Write out the full listing exactly as given, minus the images.

-- Begin INPUT RECORDS --

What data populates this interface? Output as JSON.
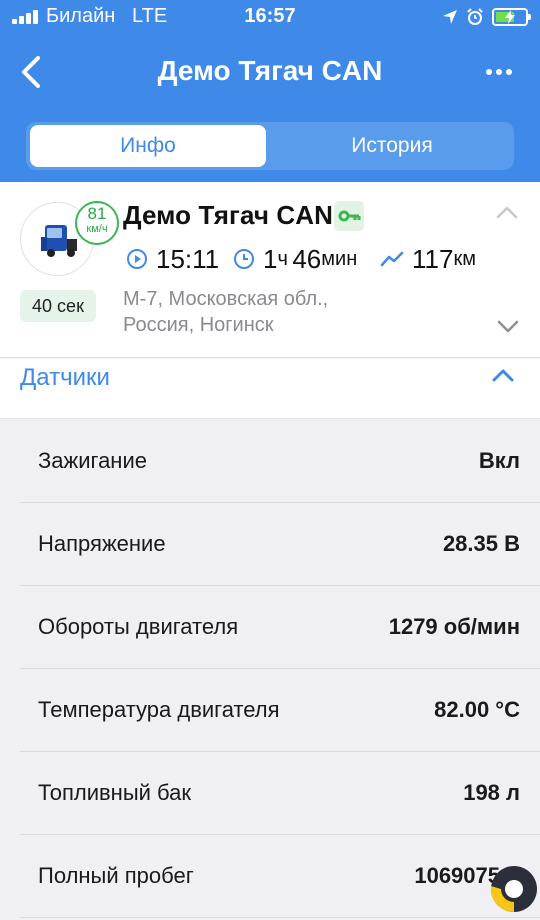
{
  "status_bar": {
    "carrier": "Билайн",
    "network": "LTE",
    "time": "16:57",
    "icons": [
      "location-arrow-icon",
      "alarm-icon",
      "battery-charging-icon"
    ]
  },
  "nav": {
    "title": "Демо Тягач CAN",
    "back_icon": "chevron-left-icon",
    "more_icon": "ellipsis-icon"
  },
  "tabs": [
    {
      "label": "Инфо",
      "active": true
    },
    {
      "label": "История",
      "active": false
    }
  ],
  "vehicle": {
    "name": "Демо Тягач CAN",
    "speed_value": "81",
    "speed_unit": "км/ч",
    "age": "40 сек",
    "start_time": "15:11",
    "duration_hours": "1",
    "duration_hours_unit": "ч",
    "duration_minutes": "46",
    "duration_minutes_unit": "мин",
    "distance_value": "117",
    "distance_unit": "км",
    "address_line1": "М-7, Московская обл.,",
    "address_line2": "Россия, Ногинск"
  },
  "sensors": {
    "title": "Датчики",
    "rows": [
      {
        "label": "Зажигание",
        "value": "Вкл"
      },
      {
        "label": "Напряжение",
        "value": "28.35 В"
      },
      {
        "label": "Обороты двигателя",
        "value": "1279 об/мин"
      },
      {
        "label": "Температура двигателя",
        "value": "82.00 °C"
      },
      {
        "label": "Топливный бак",
        "value": "198 л"
      },
      {
        "label": "Полный пробег",
        "value": "1069075"
      }
    ]
  },
  "colors": {
    "accent": "#3f8ae8",
    "speed_green": "#2da746",
    "badge_bg": "#e6f3e8",
    "key_green": "#3cb553"
  }
}
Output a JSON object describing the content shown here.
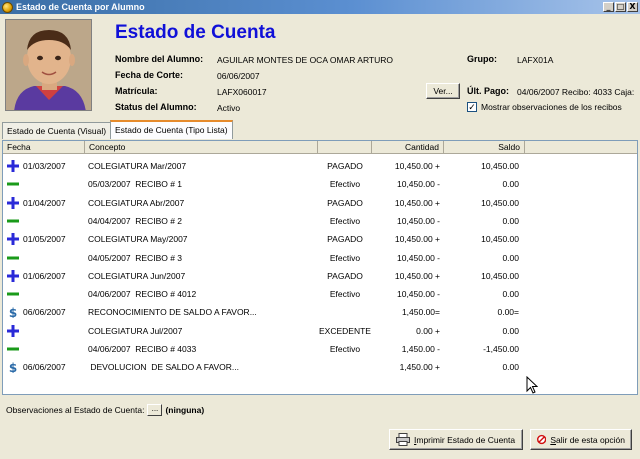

-- End INPUT RECORDS --

▶ _THE COMPLETED TASK_:
What data populates this interface? Output as JSON.
{
  "status_bar": {
    "carrier": "Билайн",
    "network": "LTE",
    "time": "16:57",
    "icons": [
      "location-arrow-icon",
      "alarm-icon",
      "battery-charging-icon"
    ]
  },
  "nav": {
    "title": "Демо Тягач CAN",
    "back_icon": "chevron-left-icon",
    "more_icon": "ellipsis-icon"
  },
  "tabs": [
    {
      "label": "Инфо",
      "active": true
    },
    {
      "label": "История",
      "active": false
    }
  ],
  "vehicle": {
    "name": "Демо Тягач CAN",
    "speed_value": "81",
    "speed_unit": "км/ч",
    "age": "40 сек",
    "start_time": "15:11",
    "duration_hours": "1",
    "duration_hours_unit": "ч",
    "duration_minutes": "46",
    "duration_minutes_unit": "мин",
    "distance_value": "117",
    "distance_unit": "км",
    "address_line1": "М-7, Московская обл.,",
    "address_line2": "Россия, Ногинск"
  },
  "sensors": {
    "title": "Датчики",
    "rows": [
      {
        "label": "Зажигание",
        "value": "Вкл"
      },
      {
        "label": "Напряжение",
        "value": "28.35 В"
      },
      {
        "label": "Обороты двигателя",
        "value": "1279 об/мин"
      },
      {
        "label": "Температура двигателя",
        "value": "82.00 °C"
      },
      {
        "label": "Топливный бак",
        "value": "198 л"
      },
      {
        "label": "Полный пробег",
        "value": "1069075"
      }
    ]
  },
  "colors": {
    "accent": "#3f8ae8",
    "speed_green": "#2da746",
    "badge_bg": "#e6f3e8",
    "key_green": "#3cb553"
  }
}
Output a JSON object describing the content shown here.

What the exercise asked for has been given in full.